PROVIDED MATERIAL |
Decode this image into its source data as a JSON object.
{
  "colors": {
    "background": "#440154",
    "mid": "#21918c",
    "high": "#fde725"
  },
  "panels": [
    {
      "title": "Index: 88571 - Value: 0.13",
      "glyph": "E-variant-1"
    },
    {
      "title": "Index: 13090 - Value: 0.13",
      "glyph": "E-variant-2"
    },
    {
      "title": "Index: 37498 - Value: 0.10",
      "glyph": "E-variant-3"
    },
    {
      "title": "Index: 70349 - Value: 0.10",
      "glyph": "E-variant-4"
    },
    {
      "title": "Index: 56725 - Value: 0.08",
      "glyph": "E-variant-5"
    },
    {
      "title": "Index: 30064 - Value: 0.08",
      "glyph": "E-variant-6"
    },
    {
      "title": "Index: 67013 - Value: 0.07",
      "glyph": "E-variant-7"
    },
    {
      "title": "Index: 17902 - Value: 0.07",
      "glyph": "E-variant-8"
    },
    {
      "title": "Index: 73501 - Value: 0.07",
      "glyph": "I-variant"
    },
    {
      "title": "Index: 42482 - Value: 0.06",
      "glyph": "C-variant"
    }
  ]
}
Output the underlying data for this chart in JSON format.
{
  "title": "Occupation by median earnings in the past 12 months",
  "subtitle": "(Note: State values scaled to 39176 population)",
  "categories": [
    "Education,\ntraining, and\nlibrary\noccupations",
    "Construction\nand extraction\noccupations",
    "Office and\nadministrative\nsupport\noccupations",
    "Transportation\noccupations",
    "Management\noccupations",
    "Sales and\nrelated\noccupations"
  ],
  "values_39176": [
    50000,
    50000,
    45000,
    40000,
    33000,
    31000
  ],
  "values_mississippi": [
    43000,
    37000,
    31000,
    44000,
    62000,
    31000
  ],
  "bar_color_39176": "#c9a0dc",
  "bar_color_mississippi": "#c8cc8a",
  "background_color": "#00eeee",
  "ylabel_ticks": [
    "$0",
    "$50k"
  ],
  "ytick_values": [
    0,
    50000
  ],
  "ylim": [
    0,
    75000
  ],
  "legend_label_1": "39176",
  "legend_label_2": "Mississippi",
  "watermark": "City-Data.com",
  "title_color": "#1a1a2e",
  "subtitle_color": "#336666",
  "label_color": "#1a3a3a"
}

AIM |
Copy each line of the data above without altering a single character.

RESPONSE |
Decode this image into its source data as a JSON object.
{
  "colors": {
    "background": "#440154",
    "mid": "#21918c",
    "high": "#fde725"
  },
  "panels": [
    {
      "title": "Index: 88571 - Value: 0.13",
      "glyph": "E-variant-1"
    },
    {
      "title": "Index: 13090 - Value: 0.13",
      "glyph": "E-variant-2"
    },
    {
      "title": "Index: 37498 - Value: 0.10",
      "glyph": "E-variant-3"
    },
    {
      "title": "Index: 70349 - Value: 0.10",
      "glyph": "E-variant-4"
    },
    {
      "title": "Index: 56725 - Value: 0.08",
      "glyph": "E-variant-5"
    },
    {
      "title": "Index: 30064 - Value: 0.08",
      "glyph": "E-variant-6"
    },
    {
      "title": "Index: 67013 - Value: 0.07",
      "glyph": "E-variant-7"
    },
    {
      "title": "Index: 17902 - Value: 0.07",
      "glyph": "E-variant-8"
    },
    {
      "title": "Index: 73501 - Value: 0.07",
      "glyph": "I-variant"
    },
    {
      "title": "Index: 42482 - Value: 0.06",
      "glyph": "C-variant"
    }
  ]
}
Output the underlying data for this chart in JSON format.
{
  "title": "Occupation by median earnings in the past 12 months",
  "subtitle": "(Note: State values scaled to 39176 population)",
  "categories": [
    "Education,\ntraining, and\nlibrary\noccupations",
    "Construction\nand extraction\noccupations",
    "Office and\nadministrative\nsupport\noccupations",
    "Transportation\noccupations",
    "Management\noccupations",
    "Sales and\nrelated\noccupations"
  ],
  "values_39176": [
    50000,
    50000,
    45000,
    40000,
    33000,
    31000
  ],
  "values_mississippi": [
    43000,
    37000,
    31000,
    44000,
    62000,
    31000
  ],
  "bar_color_39176": "#c9a0dc",
  "bar_color_mississippi": "#c8cc8a",
  "background_color": "#00eeee",
  "ylabel_ticks": [
    "$0",
    "$50k"
  ],
  "ytick_values": [
    0,
    50000
  ],
  "ylim": [
    0,
    75000
  ],
  "legend_label_1": "39176",
  "legend_label_2": "Mississippi",
  "watermark": "City-Data.com",
  "title_color": "#1a1a2e",
  "subtitle_color": "#336666",
  "label_color": "#1a3a3a"
}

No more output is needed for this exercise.